Data items
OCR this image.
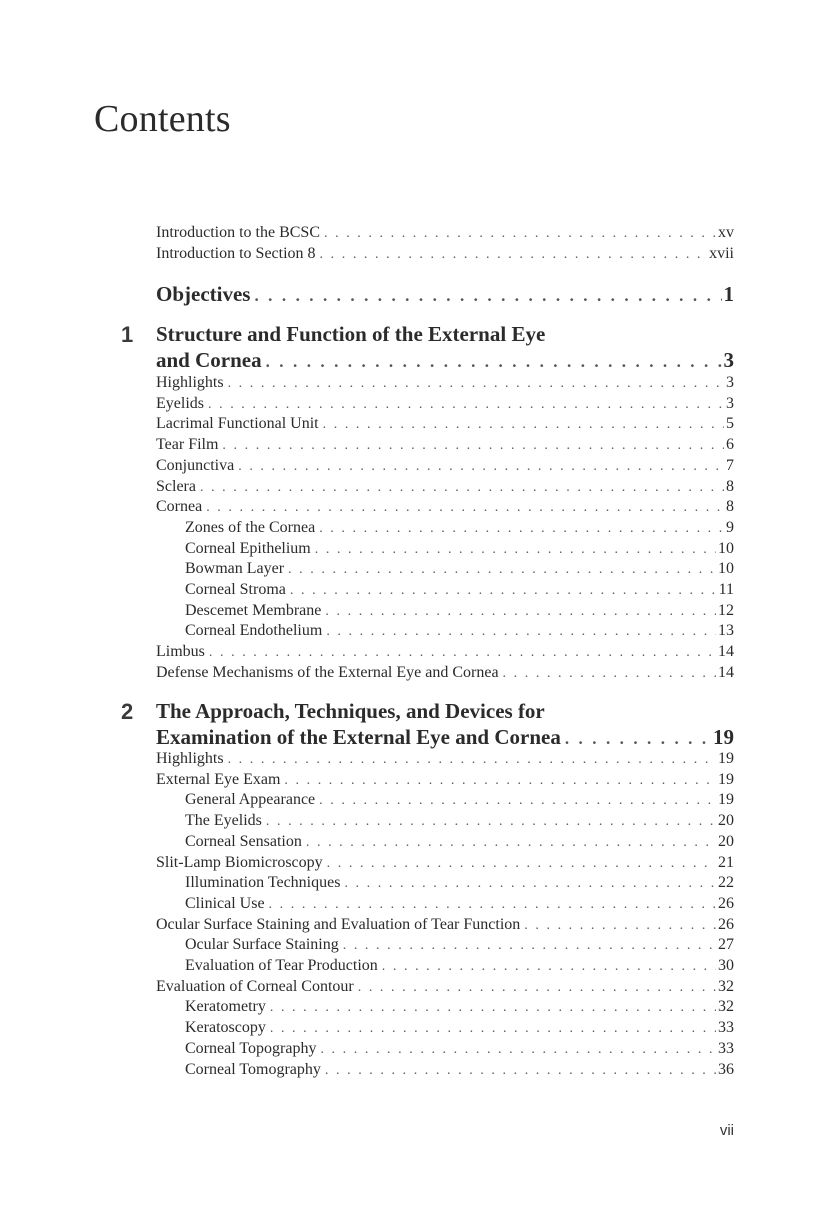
Contents
Introduction to the BCSC . . .	xv
Introduction to Section 8 . . .	xvii
Objectives . . .	1
1	Structure and Function of the External Eye
and Cornea . . .	3
Highlights . . .	3
Eyelids . . .	3
Lacrimal Functional Unit . . .	5
Tear Film . . .	6
Conjunctiva . . .	7
Sclera . . .	8
Cornea . . .	8
Zones of the Cornea . . .	9
Corneal Epithelium . . .	10
Bowman Layer . . .	10
Corneal Stroma . . .	11
Descemet Membrane . . .	12
Corneal Endothelium . . .	13
Limbus . . .	14
Defense Mechanisms of the External Eye and Cornea . . .	14
2	The Approach, Techniques, and Devices for
Examination of the External Eye and Cornea . . .	19
Highlights . . .	19
External Eye Exam . . .	19
General Appearance . . .	19
The Eyelids . . .	20
Corneal Sensation . . .	20
Slit-Lamp Biomicroscopy . . .	21
Illumination Techniques . . .	22
Clinical Use . . .	26
Ocular Surface Staining and Evaluation of Tear Function . . .	26
Ocular Surface Staining . . .	27
Evaluation of Tear Production . . .	30
Evaluation of Corneal Contour . . .	32
Keratometry . . .	32
Keratoscopy . . .	33
Corneal Topography . . .	33
Corneal Tomography . . .	36
vii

**Aim**
Extract every line of the data exactly; pictures stay out.

**Output for this task**
OCR this image.
Contents
Introduction to the BCSC . . .	xv
Introduction to Section 8 . . .	xvii
Objectives . . .	1
1	Structure and Function of the External Eye
and Cornea . . .	3
Highlights . . .	3
Eyelids . . .	3
Lacrimal Functional Unit . . .	5
Tear Film . . .	6
Conjunctiva . . .	7
Sclera . . .	8
Cornea . . .	8
Zones of the Cornea . . .	9
Corneal Epithelium . . .	10
Bowman Layer . . .	10
Corneal Stroma . . .	11
Descemet Membrane . . .	12
Corneal Endothelium . . .	13
Limbus . . .	14
Defense Mechanisms of the External Eye and Cornea . . .	14
2	The Approach, Techniques, and Devices for
Examination of the External Eye and Cornea . . .	19
Highlights . . .	19
External Eye Exam . . .	19
General Appearance . . .	19
The Eyelids . . .	20
Corneal Sensation . . .	20
Slit-Lamp Biomicroscopy . . .	21
Illumination Techniques . . .	22
Clinical Use . . .	26
Ocular Surface Staining and Evaluation of Tear Function . . .	26
Ocular Surface Staining . . .	27
Evaluation of Tear Production . . .	30
Evaluation of Corneal Contour . . .	32
Keratometry . . .	32
Keratoscopy . . .	33
Corneal Topography . . .	33
Corneal Tomography . . .	36
vii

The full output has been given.